◆ Exercise description: Copy out all lines with the word "detriti" in them.

◆ Exercise input:

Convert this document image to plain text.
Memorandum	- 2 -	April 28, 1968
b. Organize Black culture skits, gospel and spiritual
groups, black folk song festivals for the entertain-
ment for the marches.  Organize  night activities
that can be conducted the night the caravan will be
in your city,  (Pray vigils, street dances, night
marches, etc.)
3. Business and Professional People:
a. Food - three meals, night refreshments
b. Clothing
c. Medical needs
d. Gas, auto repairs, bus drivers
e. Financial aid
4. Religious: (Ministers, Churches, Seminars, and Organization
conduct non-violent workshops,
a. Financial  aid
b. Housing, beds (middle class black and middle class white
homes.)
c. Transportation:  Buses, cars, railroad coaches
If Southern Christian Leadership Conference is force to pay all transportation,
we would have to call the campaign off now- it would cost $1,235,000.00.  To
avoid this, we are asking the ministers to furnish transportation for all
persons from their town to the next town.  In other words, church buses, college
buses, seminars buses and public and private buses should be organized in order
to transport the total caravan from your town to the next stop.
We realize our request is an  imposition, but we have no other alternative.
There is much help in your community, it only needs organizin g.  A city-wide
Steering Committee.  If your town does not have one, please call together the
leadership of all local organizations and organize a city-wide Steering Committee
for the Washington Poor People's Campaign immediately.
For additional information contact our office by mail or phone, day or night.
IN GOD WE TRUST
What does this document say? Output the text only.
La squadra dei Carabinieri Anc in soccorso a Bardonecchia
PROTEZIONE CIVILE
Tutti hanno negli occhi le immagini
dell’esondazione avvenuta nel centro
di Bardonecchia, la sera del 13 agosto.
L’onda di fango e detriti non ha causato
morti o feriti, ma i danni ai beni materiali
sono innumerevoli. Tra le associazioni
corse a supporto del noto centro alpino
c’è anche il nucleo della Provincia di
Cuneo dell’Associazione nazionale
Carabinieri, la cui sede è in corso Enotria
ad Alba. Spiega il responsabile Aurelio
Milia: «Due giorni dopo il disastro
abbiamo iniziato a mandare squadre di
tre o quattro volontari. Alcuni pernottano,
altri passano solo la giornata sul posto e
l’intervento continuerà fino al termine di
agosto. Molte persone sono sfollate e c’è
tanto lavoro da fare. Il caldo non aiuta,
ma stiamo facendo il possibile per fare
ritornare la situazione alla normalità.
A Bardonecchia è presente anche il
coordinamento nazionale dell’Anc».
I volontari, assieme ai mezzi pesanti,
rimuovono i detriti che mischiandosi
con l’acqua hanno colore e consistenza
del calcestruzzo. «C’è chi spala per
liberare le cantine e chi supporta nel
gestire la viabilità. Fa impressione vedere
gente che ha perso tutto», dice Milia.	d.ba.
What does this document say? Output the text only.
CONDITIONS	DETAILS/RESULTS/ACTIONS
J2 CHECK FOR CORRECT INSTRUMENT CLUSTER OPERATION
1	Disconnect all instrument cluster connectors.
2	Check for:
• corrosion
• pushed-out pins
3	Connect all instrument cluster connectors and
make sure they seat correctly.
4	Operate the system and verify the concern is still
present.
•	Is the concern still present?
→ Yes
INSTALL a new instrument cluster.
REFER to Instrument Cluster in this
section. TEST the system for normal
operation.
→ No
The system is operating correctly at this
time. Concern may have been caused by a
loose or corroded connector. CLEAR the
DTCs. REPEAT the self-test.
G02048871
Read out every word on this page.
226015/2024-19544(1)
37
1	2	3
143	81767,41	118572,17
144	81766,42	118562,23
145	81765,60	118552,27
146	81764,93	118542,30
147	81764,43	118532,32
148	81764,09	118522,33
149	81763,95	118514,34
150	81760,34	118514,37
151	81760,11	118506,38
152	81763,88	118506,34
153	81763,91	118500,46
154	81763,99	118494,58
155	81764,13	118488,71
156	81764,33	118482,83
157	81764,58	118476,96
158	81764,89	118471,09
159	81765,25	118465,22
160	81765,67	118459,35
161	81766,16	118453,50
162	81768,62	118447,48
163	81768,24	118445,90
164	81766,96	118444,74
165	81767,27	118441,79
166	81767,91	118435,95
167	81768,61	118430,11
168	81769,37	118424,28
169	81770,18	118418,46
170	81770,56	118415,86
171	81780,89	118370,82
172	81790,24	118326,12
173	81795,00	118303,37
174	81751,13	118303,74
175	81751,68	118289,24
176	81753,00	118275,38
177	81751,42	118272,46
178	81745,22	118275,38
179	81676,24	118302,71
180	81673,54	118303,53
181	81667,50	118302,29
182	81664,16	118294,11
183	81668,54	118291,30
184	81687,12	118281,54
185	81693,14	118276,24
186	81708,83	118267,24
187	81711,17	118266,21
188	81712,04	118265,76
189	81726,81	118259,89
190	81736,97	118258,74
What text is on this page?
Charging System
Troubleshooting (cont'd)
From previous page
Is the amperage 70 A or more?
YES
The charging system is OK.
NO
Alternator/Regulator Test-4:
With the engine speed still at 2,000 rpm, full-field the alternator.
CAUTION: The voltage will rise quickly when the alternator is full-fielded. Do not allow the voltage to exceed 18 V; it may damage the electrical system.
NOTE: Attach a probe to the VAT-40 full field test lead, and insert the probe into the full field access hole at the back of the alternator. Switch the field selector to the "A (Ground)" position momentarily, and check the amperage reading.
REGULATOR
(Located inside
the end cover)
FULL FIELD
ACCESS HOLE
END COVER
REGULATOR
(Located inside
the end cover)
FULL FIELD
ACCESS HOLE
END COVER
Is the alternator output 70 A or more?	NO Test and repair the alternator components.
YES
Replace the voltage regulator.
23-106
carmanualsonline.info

◆ Solution to this exercise:
L’onda di fango e detriti non ha causato
rimuovono i detriti che mischiandosi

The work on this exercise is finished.